Work to be completed
Scan the records for the string "turns"; copy each line where it occurs.

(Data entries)
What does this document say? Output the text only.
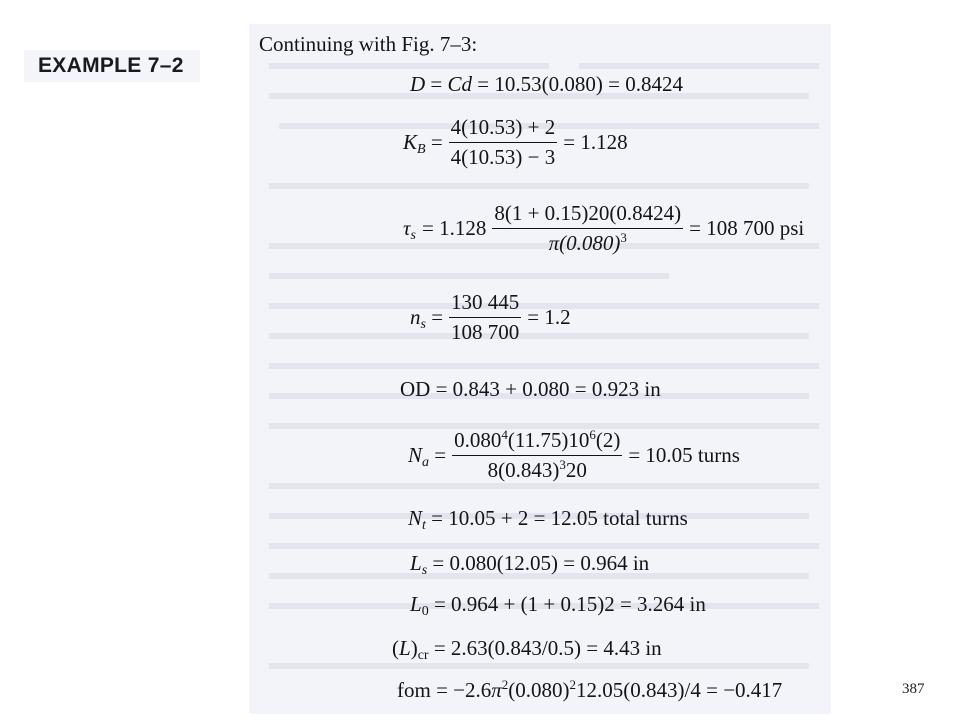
EXAMPLE 7–2
Continuing with Fig. 7–3:
D = Cd = 10.53(0.080) = 0.8424
$K_B = \frac{4(10.53) + 2}{4(10.53) - 3} = 1.128$
$\tau_s = 1.128 \frac{8(1 + 0.15)20(0.8424)}{\pi(0.080)^3} = 108$ 700 psi
$n_s = \frac{130 445}{108 700} = 1.2$
OD = 0.843 + 0.080 = 0.923 in
$N_a = \frac{0.080^4(11.75)10^6(2)}{8(0.843)^320} = 10.05$ turns
$N_t = 10.05 + 2 = 12.05$ total turns
$L_s = 0.080(12.05) = 0.964$ in
$L_0 = 0.964 + (1 + 0.15)2 = 3.264$ in
$(L)_{cr} = 2.63(0.843/0.5) = 4.43$ in
fom = $-2.6\pi^2(0.080)^212.05(0.843)/4 = -0.417$	387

Full response
$N_a = \frac{0.080^4(11.75)10^6(2)}{8(0.843)^320} = 10.05$ turns
$N_t = 10.05 + 2 = 12.05$ total turns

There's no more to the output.